(Document extract Opens)

When it comes to open source, Discord and Reddit seem to be the platforms of choice. Usually this means I simply ignore otherwise-promising projects.
Fortunately almost no one has ever asked me to use WhatsApp. Usually only international travelers. I usually just decline and/or ask them to use Signal.
Network effect and the path of least resistance.
People usually resist change until there's a net and obvious gain, or when thing don't work as expected anymore.
And you need to consider that what's important in a messaging platform for someone, might be vastly different for another.
Understanding why those platforms are bad is another layer of thought that most people aren't capable or willing to engage in.
The inconvenience of switching and learning a new thing is the largest deterrent. People complain but don't care enough due to those reasons to switch.
I only text people on Signal, except the old grandparents or potential new friends that I will in time get to switch to Signal.
These are just opinions, but here are the two I know about (I don't use WhatsApp)
Discord: It's not just you. You would have to get their other connections, all their servers, and all the connections from those servers to switch. Frankly speaking, Revolt isn't ready for that to happen. You are one person. I'm sorry, but if I have 1 friend vs. all of my servers and friends, I'm not going to make a meaningful change for the one person. And tbh I'm more likely to be the one than the many. What I would suggest is to try and put yourself between the two services, help to build the communities you want to see, then invite people over.

(Document extract Closes)
(Material provided Opens)

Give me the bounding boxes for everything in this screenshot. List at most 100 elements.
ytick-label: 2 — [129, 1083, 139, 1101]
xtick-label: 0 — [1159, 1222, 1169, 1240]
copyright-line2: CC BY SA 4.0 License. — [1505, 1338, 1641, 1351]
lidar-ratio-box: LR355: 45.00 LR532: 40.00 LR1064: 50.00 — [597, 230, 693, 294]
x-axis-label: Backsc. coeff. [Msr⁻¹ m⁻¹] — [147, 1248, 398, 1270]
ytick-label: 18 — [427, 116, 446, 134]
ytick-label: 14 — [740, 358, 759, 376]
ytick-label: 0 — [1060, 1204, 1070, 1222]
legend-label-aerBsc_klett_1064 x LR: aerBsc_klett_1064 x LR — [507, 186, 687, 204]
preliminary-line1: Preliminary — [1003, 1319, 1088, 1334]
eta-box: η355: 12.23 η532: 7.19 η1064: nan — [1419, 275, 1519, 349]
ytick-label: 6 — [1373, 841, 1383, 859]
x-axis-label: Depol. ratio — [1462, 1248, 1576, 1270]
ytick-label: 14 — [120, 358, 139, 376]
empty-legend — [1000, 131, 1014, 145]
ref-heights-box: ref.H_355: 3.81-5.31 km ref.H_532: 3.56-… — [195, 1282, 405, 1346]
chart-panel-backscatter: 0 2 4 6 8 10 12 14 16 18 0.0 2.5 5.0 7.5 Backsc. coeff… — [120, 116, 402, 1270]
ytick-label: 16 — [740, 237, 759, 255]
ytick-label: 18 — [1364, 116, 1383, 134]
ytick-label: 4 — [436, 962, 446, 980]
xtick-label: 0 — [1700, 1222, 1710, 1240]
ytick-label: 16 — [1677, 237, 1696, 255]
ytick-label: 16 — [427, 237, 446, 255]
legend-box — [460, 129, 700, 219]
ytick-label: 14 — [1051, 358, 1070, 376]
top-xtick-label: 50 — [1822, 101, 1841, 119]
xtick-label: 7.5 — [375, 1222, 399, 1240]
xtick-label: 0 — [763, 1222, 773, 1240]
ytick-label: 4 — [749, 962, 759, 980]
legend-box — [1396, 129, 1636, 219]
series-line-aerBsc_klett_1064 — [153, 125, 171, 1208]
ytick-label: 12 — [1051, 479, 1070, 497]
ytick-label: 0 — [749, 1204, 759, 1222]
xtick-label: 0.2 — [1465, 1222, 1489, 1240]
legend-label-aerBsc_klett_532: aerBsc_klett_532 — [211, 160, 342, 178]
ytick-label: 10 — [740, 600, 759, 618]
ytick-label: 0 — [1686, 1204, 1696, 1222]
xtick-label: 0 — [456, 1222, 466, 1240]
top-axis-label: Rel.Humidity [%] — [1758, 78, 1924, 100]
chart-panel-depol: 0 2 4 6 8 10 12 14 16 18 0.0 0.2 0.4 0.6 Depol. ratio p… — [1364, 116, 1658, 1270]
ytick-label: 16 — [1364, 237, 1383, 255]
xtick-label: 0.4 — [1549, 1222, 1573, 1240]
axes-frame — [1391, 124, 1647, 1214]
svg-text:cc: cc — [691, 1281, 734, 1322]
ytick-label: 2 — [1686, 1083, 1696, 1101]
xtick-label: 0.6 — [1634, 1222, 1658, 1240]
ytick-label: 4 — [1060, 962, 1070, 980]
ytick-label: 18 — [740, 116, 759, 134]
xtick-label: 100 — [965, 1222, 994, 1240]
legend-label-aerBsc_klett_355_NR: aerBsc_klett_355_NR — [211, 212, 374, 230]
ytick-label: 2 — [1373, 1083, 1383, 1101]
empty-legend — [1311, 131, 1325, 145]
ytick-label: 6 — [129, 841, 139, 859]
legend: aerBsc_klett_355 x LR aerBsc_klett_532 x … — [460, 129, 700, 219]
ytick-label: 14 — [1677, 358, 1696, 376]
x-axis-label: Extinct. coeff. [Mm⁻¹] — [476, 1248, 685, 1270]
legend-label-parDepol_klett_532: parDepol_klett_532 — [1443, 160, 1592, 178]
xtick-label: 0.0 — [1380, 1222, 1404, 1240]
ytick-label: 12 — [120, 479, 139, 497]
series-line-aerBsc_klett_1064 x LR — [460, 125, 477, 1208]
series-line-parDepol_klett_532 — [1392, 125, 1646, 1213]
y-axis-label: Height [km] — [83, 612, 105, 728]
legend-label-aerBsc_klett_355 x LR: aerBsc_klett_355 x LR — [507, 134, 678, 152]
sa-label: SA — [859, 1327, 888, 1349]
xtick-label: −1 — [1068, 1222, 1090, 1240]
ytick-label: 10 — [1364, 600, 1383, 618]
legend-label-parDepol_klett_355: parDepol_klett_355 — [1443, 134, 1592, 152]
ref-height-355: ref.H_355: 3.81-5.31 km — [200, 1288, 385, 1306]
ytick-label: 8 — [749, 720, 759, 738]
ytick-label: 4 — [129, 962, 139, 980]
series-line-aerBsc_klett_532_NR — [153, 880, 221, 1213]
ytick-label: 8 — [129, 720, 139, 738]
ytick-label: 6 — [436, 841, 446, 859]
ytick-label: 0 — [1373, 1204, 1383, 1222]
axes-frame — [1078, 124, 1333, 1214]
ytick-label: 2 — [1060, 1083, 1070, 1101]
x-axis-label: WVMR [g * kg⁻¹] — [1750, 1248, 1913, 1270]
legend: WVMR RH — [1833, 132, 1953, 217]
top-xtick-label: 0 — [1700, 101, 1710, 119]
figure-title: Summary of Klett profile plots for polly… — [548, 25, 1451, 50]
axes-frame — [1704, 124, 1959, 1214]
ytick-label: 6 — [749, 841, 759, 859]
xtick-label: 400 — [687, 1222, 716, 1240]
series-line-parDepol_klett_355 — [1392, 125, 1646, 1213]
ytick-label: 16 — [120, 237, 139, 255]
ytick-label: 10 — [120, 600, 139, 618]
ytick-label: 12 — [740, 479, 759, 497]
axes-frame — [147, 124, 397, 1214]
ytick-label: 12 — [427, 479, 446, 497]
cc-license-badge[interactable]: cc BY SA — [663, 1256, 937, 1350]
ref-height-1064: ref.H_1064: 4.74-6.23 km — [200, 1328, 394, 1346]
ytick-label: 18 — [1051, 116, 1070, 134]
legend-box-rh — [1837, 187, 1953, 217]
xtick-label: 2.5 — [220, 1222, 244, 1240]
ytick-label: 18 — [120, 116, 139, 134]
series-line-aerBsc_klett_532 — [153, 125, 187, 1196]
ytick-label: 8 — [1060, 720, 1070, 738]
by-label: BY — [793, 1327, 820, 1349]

(Material provided Closes)

#### Task 1
Repeat the messaging-platform discussion word for word, starting with "Network effect and" and going on through "to engage in.".
#### Task 2
Summarize the messaging-platform discussion in two sentences.

#### Answer area 1
Network effect and the path of least resistance.
People usually resist change until there's a net and obvious gain, or when thing don't work as expected anymore.
And you need to consider that what's important in a messaging platform for someone, might be vastly different for another.
Understanding why those platforms are bad is another layer of thought that most people aren't capable or willing to engage in.

#### Answer area 2
The discussion attributes people's reluctance to switch messaging platforms to network effects, the path of least resistance, and the inconvenience of switching and learning something new. Regarding Discord, one contributor says a single person cannot move others to Revolt, which isn't ready for that, and suggests helping to build the desired communities before inviting people over.